(Stored data entries)
◆ ◆ ◆ ◆ ◆ ◆ ◆

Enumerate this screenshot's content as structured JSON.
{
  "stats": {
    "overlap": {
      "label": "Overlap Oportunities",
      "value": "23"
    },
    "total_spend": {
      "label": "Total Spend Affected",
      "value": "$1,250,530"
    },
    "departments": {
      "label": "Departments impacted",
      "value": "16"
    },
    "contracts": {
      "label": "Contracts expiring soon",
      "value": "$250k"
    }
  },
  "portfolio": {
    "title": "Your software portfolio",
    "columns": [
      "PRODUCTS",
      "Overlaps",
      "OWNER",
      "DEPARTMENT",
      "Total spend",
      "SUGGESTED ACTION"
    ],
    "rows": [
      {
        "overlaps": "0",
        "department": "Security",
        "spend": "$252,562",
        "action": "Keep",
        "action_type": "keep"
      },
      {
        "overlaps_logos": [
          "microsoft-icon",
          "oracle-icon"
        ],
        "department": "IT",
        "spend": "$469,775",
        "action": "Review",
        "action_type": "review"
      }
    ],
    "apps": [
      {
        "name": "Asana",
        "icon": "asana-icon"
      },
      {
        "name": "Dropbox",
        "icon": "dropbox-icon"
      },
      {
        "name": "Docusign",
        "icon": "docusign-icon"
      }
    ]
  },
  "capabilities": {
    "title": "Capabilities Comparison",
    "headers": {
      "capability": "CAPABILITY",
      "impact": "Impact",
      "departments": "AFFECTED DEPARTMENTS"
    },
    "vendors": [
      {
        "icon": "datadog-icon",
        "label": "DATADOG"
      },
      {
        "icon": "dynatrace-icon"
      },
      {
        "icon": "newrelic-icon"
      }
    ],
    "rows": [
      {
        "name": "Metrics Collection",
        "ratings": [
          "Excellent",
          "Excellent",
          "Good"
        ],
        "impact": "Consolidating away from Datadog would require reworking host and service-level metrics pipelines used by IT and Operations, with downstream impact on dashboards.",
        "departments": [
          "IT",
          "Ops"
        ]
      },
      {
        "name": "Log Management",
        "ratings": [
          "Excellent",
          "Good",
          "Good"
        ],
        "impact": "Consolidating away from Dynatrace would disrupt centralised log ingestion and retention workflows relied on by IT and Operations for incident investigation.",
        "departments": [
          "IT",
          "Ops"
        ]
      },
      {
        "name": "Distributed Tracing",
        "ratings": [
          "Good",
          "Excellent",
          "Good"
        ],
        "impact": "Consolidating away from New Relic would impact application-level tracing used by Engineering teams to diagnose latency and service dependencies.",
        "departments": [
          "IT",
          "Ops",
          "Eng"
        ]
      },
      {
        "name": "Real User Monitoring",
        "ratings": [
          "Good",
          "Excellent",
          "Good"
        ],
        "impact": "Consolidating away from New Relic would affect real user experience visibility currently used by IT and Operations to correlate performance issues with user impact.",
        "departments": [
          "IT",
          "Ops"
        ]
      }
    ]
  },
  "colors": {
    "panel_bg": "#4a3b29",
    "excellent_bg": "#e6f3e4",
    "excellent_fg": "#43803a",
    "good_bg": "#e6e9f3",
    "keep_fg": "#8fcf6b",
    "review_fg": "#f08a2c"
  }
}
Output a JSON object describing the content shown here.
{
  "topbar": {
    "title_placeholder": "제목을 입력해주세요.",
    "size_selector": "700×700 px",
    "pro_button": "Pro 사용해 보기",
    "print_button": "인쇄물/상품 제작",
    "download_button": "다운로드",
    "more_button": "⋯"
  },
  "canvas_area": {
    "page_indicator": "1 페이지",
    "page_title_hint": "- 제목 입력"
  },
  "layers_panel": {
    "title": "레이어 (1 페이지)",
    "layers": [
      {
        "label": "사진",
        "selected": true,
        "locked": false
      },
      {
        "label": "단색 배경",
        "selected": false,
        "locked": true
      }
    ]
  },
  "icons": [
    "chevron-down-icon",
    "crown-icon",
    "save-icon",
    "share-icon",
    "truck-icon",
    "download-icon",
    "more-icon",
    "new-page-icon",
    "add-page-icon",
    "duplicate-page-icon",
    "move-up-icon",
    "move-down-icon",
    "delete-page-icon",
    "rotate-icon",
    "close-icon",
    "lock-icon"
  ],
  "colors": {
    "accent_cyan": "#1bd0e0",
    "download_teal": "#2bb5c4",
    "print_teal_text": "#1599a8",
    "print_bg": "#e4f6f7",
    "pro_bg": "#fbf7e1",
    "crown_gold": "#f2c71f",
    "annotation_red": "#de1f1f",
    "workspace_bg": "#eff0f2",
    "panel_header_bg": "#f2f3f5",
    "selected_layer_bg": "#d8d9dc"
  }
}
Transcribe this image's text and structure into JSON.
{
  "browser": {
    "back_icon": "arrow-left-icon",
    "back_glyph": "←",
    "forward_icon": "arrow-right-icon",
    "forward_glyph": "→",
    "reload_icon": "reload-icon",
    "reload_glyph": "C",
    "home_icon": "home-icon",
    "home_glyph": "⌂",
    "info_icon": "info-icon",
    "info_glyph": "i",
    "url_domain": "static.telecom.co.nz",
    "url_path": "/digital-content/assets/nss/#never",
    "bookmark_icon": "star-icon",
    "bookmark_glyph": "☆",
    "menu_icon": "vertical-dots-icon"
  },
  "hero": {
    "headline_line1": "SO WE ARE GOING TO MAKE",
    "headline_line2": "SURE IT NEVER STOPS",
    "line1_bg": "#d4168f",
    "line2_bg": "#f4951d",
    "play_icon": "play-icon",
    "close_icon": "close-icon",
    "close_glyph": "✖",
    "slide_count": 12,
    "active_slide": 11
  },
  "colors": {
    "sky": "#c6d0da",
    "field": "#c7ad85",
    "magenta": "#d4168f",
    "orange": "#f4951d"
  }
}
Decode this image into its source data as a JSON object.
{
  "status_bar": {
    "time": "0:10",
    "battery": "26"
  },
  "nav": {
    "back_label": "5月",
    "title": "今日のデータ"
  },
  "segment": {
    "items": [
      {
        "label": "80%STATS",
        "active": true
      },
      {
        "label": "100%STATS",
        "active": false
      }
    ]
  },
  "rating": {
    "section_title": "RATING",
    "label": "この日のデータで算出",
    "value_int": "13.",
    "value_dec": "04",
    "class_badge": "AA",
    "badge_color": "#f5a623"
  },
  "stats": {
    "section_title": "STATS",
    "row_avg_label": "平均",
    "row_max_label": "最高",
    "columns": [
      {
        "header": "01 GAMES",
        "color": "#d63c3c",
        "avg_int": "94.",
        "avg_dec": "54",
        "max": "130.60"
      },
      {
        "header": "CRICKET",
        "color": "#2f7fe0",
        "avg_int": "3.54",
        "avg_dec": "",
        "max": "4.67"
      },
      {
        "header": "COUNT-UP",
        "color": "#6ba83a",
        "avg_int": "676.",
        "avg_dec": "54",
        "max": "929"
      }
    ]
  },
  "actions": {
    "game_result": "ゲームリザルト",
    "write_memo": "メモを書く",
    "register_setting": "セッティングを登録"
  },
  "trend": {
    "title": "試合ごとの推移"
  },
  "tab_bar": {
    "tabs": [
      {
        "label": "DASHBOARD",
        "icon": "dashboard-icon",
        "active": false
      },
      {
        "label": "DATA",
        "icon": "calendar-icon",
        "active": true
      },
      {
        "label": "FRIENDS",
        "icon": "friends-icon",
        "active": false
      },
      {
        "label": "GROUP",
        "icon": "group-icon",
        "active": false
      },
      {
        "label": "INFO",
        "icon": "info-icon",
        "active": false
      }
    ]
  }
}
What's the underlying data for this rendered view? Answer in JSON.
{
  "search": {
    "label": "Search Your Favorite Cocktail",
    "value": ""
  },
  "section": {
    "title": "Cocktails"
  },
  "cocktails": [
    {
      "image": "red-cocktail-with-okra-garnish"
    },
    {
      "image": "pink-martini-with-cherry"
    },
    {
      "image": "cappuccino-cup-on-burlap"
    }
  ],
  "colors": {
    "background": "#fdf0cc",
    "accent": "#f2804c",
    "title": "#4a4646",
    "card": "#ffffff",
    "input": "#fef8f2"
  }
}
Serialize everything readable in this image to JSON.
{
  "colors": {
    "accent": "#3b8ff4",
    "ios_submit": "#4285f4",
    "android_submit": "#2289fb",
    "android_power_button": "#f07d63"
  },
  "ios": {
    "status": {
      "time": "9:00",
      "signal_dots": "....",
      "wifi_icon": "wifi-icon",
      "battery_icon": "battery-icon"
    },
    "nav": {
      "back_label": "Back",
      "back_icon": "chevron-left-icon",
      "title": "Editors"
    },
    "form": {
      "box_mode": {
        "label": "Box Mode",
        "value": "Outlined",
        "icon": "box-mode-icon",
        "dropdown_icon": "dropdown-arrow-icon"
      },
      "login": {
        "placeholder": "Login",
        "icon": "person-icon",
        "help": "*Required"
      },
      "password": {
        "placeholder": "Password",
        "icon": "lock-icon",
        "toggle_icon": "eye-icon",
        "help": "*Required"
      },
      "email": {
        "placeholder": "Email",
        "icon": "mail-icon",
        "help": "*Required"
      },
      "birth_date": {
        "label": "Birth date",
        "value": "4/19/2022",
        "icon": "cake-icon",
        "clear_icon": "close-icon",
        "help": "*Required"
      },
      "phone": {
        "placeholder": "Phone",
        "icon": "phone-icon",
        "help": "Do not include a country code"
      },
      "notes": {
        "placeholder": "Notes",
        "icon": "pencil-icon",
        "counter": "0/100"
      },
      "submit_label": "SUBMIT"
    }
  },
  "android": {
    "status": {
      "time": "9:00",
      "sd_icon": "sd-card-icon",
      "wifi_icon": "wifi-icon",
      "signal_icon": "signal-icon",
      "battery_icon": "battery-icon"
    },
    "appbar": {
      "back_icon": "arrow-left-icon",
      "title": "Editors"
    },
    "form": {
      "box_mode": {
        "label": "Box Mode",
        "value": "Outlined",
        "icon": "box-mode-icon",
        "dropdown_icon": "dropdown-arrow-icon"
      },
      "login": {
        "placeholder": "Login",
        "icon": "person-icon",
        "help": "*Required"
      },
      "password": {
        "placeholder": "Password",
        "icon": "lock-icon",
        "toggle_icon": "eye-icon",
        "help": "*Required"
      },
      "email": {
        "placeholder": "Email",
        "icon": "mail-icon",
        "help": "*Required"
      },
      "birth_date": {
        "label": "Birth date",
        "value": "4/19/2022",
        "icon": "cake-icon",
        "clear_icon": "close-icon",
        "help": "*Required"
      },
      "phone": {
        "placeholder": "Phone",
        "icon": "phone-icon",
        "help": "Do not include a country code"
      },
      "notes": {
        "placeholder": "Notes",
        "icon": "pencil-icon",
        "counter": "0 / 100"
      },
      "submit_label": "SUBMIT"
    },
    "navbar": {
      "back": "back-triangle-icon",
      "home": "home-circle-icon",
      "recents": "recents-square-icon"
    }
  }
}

◆ ◆ ◆ ◆ ◆ ◆ ◆

**Stated goal**
List every line above that contains the word "left".

**Task answer**
    "back_icon": "arrow-left-icon",
      "back_icon": "chevron-left-icon",
      "back_icon": "arrow-left-icon",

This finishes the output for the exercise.